(Collected data entries)
----

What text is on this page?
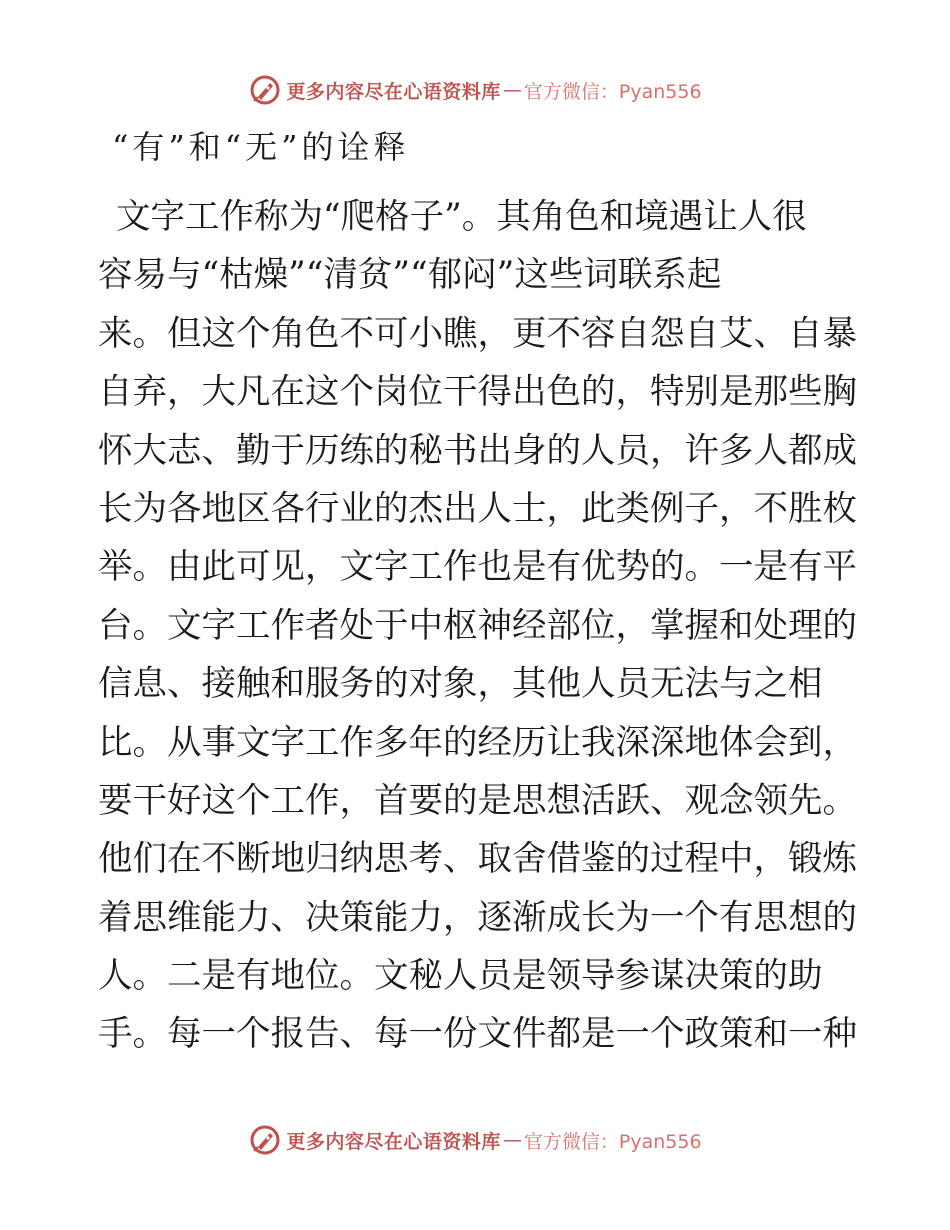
更多内容尽在心语资料库 — 官方微信：Pyan556
“有”和“无”的诠释
文字工作称为“爬格子”。其角色和境遇让人很
容易与“枯燥”“清贫”“郁闷”这些词联系起
来。但这个角色不可小瞧，更不容自怨自艾、自暴
自弃，大凡在这个岗位干得出色的，特别是那些胸
怀大志、勤于历练的秘书出身的人员，许多人都成
长为各地区各行业的杰出人士，此类例子，不胜枚
举。由此可见，文字工作也是有优势的。一是有平
台。文字工作者处于中枢神经部位，掌握和处理的
信息、接触和服务的对象，其他人员无法与之相
比。从事文字工作多年的经历让我深深地体会到，
要干好这个工作，首要的是思想活跃、观念领先。
他们在不断地归纳思考、取舍借鉴的过程中，锻炼
着思维能力、决策能力，逐渐成长为一个有思想的
人。二是有地位。文秘人员是领导参谋决策的助
手。每一个报告、每一份文件都是一个政策和一种
更多内容尽在心语资料库 — 官方微信：Pyan556
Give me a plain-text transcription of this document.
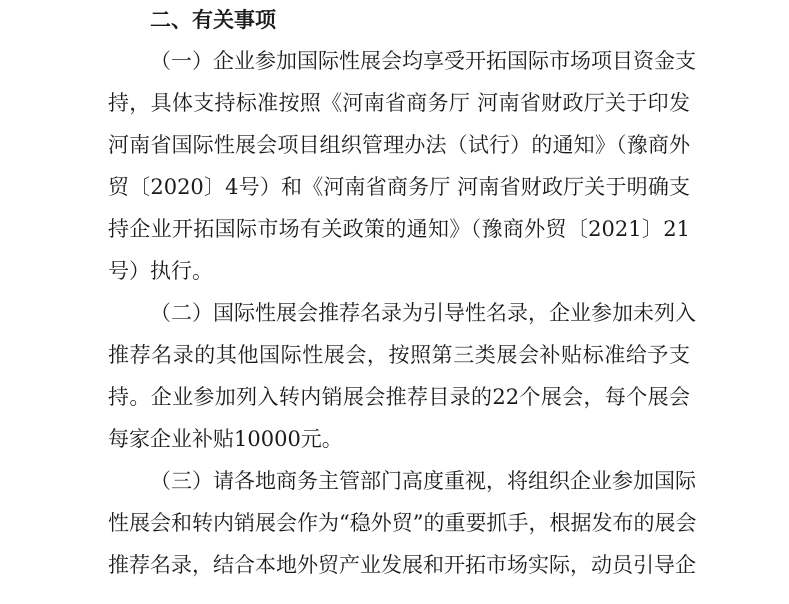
二、有关事项
（一）企业参加国际性展会均享受开拓国际市场项目资金支
持，具体支持标准按照《河南省商务厅 河南省财政厅关于印发
河南省国际性展会项目组织管理办法（试行）的通知》（豫商外
贸〔2020〕4号）和《河南省商务厅 河南省财政厅关于明确支
持企业开拓国际市场有关政策的通知》（豫商外贸〔2021〕21
号）执行。
（二）国际性展会推荐名录为引导性名录，企业参加未列入
推荐名录的其他国际性展会，按照第三类展会补贴标准给予支
持。企业参加列入转内销展会推荐目录的22个展会，每个展会
每家企业补贴10000元。
（三）请各地商务主管部门高度重视，将组织企业参加国际
性展会和转内销展会作为“稳外贸”的重要抓手，根据发布的展会
推荐名录，结合本地外贸产业发展和开拓市场实际，动员引导企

----

» WHAT IS REQUIRED
Pictures are not part of the copy; reproduce everything else in the records exactly.

» COMPLETE OUTPUT
What text is on this page?
更多内容尽在心语资料库 — 官方微信：Pyan556
“有”和“无”的诠释
文字工作称为“爬格子”。其角色和境遇让人很
容易与“枯燥”“清贫”“郁闷”这些词联系起
来。但这个角色不可小瞧，更不容自怨自艾、自暴
自弃，大凡在这个岗位干得出色的，特别是那些胸
怀大志、勤于历练的秘书出身的人员，许多人都成
长为各地区各行业的杰出人士，此类例子，不胜枚
举。由此可见，文字工作也是有优势的。一是有平
台。文字工作者处于中枢神经部位，掌握和处理的
信息、接触和服务的对象，其他人员无法与之相
比。从事文字工作多年的经历让我深深地体会到，
要干好这个工作，首要的是思想活跃、观念领先。
他们在不断地归纳思考、取舍借鉴的过程中，锻炼
着思维能力、决策能力，逐渐成长为一个有思想的
人。二是有地位。文秘人员是领导参谋决策的助
手。每一个报告、每一份文件都是一个政策和一种
更多内容尽在心语资料库 — 官方微信：Pyan556
Give me a plain-text transcription of this document.
二、有关事项
（一）企业参加国际性展会均享受开拓国际市场项目资金支
持，具体支持标准按照《河南省商务厅 河南省财政厅关于印发
河南省国际性展会项目组织管理办法（试行）的通知》（豫商外
贸〔2020〕4号）和《河南省商务厅 河南省财政厅关于明确支
持企业开拓国际市场有关政策的通知》（豫商外贸〔2021〕21
号）执行。
（二）国际性展会推荐名录为引导性名录，企业参加未列入
推荐名录的其他国际性展会，按照第三类展会补贴标准给予支
持。企业参加列入转内销展会推荐目录的22个展会，每个展会
每家企业补贴10000元。
（三）请各地商务主管部门高度重视，将组织企业参加国际
性展会和转内销展会作为“稳外贸”的重要抓手，根据发布的展会
推荐名录，结合本地外贸产业发展和开拓市场实际，动员引导企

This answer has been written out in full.